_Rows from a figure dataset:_
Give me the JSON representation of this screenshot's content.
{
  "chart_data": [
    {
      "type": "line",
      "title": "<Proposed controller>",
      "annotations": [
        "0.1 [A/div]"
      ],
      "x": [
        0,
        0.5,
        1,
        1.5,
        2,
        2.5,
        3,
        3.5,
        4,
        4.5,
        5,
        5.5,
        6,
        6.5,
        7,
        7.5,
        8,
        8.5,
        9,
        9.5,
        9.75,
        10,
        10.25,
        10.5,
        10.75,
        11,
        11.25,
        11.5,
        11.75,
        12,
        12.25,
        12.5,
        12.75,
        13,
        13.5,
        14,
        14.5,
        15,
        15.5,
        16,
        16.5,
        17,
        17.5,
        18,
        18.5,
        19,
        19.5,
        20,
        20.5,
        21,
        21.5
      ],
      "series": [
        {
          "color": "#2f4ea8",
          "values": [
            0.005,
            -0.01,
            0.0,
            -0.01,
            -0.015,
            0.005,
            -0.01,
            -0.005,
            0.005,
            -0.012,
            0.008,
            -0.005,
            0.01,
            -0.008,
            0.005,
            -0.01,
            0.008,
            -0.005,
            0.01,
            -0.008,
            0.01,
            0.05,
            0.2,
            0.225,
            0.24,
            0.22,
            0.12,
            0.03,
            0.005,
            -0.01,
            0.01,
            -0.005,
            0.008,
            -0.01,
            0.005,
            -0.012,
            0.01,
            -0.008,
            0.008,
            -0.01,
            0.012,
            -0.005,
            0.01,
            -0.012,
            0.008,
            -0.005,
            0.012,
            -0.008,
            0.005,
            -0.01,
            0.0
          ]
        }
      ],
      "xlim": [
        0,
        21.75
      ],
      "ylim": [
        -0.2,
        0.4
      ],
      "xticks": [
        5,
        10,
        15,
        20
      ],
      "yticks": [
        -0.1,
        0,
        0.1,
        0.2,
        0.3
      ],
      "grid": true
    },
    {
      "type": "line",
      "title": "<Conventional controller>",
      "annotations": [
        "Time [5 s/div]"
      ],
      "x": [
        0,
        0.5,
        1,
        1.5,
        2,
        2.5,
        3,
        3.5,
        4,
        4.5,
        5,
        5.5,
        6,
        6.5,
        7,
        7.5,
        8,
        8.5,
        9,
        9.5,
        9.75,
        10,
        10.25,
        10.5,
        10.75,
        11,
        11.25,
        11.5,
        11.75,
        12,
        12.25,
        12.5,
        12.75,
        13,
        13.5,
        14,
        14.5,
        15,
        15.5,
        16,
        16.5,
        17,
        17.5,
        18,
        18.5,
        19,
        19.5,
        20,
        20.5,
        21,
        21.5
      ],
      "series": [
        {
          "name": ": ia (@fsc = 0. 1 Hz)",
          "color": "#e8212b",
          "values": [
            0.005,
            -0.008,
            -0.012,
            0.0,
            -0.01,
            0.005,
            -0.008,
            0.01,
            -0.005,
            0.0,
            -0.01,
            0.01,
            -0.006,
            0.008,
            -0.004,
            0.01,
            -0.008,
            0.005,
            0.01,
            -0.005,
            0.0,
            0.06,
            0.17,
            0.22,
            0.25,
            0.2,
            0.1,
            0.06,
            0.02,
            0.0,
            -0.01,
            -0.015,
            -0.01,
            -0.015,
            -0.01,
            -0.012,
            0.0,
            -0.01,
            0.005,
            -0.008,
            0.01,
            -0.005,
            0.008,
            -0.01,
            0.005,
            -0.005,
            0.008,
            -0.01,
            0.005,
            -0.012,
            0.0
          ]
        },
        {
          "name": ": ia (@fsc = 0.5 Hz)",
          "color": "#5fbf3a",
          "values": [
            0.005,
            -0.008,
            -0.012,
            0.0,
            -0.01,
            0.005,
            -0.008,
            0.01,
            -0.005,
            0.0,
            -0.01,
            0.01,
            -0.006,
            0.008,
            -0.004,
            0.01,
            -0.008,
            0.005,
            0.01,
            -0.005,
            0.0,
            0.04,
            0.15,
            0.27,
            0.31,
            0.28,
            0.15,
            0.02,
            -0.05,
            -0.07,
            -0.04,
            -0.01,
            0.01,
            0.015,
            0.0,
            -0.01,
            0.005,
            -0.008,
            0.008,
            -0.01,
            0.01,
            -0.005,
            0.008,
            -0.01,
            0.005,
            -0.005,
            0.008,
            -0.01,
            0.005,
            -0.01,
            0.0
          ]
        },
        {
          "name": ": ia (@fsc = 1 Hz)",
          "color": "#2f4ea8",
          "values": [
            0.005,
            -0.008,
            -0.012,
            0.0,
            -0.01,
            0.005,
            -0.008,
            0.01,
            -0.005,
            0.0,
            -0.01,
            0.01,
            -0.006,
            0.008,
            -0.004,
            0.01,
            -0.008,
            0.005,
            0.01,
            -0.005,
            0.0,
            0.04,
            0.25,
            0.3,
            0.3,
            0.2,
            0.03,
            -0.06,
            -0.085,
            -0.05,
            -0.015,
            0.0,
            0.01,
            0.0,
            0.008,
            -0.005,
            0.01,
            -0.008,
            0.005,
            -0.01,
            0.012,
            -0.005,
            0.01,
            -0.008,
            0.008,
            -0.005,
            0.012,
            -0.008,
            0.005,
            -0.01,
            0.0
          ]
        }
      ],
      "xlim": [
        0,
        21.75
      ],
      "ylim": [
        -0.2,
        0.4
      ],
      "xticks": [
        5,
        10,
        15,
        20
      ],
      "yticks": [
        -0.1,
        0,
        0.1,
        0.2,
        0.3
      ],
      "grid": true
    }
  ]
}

_WRITTEN INSTRUCTION:_ State the number of lines in the preceding entries that include the word "controller". Provide nothing else.

_WRITTEN SOLUTION:_ 2